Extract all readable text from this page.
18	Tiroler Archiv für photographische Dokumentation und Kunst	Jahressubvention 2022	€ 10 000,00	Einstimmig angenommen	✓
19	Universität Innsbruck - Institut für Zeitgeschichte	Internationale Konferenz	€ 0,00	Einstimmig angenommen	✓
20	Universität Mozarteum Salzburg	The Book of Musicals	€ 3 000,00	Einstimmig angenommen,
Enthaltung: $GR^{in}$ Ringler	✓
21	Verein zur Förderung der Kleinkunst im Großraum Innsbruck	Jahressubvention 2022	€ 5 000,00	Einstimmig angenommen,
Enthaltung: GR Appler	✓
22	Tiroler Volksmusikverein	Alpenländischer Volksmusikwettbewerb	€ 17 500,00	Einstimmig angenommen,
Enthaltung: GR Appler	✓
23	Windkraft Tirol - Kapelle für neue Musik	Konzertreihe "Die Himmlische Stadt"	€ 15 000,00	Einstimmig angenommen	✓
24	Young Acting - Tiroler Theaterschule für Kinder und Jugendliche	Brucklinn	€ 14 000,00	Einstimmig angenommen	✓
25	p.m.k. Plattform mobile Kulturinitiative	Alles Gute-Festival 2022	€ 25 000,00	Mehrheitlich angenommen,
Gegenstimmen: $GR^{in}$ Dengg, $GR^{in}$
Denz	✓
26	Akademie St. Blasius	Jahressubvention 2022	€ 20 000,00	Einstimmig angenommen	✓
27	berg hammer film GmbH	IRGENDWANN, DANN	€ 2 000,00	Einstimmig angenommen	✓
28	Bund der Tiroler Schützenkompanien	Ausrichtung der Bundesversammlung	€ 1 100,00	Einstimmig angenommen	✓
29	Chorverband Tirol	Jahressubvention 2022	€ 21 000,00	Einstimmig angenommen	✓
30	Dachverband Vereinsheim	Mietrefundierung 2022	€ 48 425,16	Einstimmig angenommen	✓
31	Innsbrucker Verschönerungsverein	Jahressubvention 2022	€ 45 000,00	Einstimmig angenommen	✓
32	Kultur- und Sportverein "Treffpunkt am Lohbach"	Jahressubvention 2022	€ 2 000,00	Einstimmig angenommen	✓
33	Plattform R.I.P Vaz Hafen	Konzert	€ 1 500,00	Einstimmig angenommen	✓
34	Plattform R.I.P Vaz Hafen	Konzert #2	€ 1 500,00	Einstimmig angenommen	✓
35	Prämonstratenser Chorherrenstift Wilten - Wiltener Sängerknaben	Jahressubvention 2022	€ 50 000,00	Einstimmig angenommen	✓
——————
Required work
Transcribe the data above completely and exactly.

Solution for this task
Extract all readable text from this page.
18	Tiroler Archiv für photographische Dokumentation und Kunst	Jahressubvention 2022	€ 10 000,00	Einstimmig angenommen	✓
19	Universität Innsbruck - Institut für Zeitgeschichte	Internationale Konferenz	€ 0,00	Einstimmig angenommen	✓
20	Universität Mozarteum Salzburg	The Book of Musicals	€ 3 000,00	Einstimmig angenommen,
Enthaltung: $GR^{in}$ Ringler	✓
21	Verein zur Förderung der Kleinkunst im Großraum Innsbruck	Jahressubvention 2022	€ 5 000,00	Einstimmig angenommen,
Enthaltung: GR Appler	✓
22	Tiroler Volksmusikverein	Alpenländischer Volksmusikwettbewerb	€ 17 500,00	Einstimmig angenommen,
Enthaltung: GR Appler	✓
23	Windkraft Tirol - Kapelle für neue Musik	Konzertreihe "Die Himmlische Stadt"	€ 15 000,00	Einstimmig angenommen	✓
24	Young Acting - Tiroler Theaterschule für Kinder und Jugendliche	Brucklinn	€ 14 000,00	Einstimmig angenommen	✓
25	p.m.k. Plattform mobile Kulturinitiative	Alles Gute-Festival 2022	€ 25 000,00	Mehrheitlich angenommen,
Gegenstimmen: $GR^{in}$ Dengg, $GR^{in}$
Denz	✓
26	Akademie St. Blasius	Jahressubvention 2022	€ 20 000,00	Einstimmig angenommen	✓
27	berg hammer film GmbH	IRGENDWANN, DANN	€ 2 000,00	Einstimmig angenommen	✓
28	Bund der Tiroler Schützenkompanien	Ausrichtung der Bundesversammlung	€ 1 100,00	Einstimmig angenommen	✓
29	Chorverband Tirol	Jahressubvention 2022	€ 21 000,00	Einstimmig angenommen	✓
30	Dachverband Vereinsheim	Mietrefundierung 2022	€ 48 425,16	Einstimmig angenommen	✓
31	Innsbrucker Verschönerungsverein	Jahressubvention 2022	€ 45 000,00	Einstimmig angenommen	✓
32	Kultur- und Sportverein "Treffpunkt am Lohbach"	Jahressubvention 2022	€ 2 000,00	Einstimmig angenommen	✓
33	Plattform R.I.P Vaz Hafen	Konzert	€ 1 500,00	Einstimmig angenommen	✓
34	Plattform R.I.P Vaz Hafen	Konzert #2	€ 1 500,00	Einstimmig angenommen	✓
35	Prämonstratenser Chorherrenstift Wilten - Wiltener Sängerknaben	Jahressubvention 2022	€ 50 000,00	Einstimmig angenommen	✓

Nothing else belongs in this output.